## Start DATA ROWS

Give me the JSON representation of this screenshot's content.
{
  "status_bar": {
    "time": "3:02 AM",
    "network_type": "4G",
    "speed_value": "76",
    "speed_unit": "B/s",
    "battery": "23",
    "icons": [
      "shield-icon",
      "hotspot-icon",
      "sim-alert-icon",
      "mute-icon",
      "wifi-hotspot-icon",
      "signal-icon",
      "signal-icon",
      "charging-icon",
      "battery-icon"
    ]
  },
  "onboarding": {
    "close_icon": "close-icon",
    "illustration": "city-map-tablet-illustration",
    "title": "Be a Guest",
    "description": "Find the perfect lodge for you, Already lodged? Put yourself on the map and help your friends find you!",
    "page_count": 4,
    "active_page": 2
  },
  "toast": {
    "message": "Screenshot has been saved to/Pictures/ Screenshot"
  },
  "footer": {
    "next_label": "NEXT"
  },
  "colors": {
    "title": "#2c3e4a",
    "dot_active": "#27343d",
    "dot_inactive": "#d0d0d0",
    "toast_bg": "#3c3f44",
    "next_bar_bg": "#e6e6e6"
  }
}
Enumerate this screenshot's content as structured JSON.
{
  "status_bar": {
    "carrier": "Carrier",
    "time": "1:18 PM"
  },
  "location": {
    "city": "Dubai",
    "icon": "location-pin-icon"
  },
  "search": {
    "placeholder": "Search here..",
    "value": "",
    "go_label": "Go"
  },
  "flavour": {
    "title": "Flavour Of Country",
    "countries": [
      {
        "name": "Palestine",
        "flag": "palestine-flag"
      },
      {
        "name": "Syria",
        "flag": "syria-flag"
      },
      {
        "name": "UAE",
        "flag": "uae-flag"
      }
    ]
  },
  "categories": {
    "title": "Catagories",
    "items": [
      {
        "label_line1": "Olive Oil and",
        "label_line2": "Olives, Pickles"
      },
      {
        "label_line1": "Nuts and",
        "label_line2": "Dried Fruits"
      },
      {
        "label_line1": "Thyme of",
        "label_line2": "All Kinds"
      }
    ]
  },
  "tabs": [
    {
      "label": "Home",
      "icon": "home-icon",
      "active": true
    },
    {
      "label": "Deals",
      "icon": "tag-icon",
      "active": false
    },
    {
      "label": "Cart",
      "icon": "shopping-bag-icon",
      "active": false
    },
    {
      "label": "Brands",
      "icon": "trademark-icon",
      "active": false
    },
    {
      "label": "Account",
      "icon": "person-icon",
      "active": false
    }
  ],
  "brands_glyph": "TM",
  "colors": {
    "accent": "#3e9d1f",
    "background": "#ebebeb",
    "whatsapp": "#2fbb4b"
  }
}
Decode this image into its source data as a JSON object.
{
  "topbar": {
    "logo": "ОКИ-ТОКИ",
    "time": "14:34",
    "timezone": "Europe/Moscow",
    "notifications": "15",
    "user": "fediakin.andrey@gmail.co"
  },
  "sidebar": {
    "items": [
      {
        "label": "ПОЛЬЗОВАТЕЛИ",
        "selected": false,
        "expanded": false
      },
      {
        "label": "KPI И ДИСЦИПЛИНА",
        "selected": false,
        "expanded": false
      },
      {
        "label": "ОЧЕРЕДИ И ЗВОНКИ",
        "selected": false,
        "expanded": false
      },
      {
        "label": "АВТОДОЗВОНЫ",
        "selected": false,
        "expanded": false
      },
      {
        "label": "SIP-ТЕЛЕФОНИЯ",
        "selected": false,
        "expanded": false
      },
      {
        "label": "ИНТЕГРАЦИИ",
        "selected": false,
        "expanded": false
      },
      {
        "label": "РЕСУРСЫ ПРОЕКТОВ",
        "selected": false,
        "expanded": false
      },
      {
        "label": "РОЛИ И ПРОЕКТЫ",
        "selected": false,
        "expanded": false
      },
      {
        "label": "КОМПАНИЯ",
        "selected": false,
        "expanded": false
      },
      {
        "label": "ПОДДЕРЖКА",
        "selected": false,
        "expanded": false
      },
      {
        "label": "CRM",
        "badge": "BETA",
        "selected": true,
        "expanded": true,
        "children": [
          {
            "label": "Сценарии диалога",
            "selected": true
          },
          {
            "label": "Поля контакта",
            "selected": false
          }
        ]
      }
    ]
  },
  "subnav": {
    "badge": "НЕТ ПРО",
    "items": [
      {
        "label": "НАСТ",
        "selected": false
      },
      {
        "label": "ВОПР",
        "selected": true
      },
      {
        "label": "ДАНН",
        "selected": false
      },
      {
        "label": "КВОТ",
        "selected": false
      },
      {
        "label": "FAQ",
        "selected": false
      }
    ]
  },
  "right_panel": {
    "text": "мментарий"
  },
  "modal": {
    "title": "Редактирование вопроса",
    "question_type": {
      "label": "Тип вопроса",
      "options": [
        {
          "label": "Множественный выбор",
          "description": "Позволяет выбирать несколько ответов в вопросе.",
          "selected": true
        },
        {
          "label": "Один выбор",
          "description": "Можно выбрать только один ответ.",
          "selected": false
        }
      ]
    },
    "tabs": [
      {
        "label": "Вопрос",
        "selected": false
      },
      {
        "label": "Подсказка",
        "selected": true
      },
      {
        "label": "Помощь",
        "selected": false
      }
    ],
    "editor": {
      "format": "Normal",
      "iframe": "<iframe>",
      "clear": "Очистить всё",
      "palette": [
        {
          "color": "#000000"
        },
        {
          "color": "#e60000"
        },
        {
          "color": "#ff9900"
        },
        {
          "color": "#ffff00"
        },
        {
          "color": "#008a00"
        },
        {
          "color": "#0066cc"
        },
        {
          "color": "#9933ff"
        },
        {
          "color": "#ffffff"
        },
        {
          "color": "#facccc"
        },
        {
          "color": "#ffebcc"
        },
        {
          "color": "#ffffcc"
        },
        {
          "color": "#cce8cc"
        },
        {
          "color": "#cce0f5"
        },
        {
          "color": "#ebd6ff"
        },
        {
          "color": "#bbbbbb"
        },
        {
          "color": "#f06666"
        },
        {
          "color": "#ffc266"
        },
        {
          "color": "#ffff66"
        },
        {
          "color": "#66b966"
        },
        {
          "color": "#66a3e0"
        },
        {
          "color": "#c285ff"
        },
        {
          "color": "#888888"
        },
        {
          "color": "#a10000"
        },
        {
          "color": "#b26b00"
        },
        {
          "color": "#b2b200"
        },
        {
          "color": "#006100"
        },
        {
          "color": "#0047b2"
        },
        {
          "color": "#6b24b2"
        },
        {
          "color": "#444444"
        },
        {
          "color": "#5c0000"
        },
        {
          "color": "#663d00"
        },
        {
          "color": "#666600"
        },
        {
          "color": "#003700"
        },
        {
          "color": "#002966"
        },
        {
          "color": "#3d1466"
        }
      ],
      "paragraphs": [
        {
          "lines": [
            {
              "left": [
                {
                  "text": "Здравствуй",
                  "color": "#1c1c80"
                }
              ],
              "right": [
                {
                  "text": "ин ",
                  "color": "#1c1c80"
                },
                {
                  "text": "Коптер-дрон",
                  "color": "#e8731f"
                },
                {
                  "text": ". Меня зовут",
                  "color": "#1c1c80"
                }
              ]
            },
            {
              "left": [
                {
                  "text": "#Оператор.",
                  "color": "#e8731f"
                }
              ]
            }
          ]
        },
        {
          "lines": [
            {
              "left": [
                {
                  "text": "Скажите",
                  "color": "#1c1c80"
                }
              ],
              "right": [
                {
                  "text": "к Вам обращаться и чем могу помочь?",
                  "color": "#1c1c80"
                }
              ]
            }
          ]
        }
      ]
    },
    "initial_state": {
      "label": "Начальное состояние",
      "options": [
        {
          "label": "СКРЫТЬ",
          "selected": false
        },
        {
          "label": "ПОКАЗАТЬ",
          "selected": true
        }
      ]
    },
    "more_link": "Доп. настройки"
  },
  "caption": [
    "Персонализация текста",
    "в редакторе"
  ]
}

## End DATA ROWS

• REQUEST
Which lines include "JSON"? Copy each of them out.

• RESPONSE BELOW
Give me the JSON representation of this screenshot's content.
Enumerate this screenshot's content as structured JSON.
Decode this image into its source data as a JSON object.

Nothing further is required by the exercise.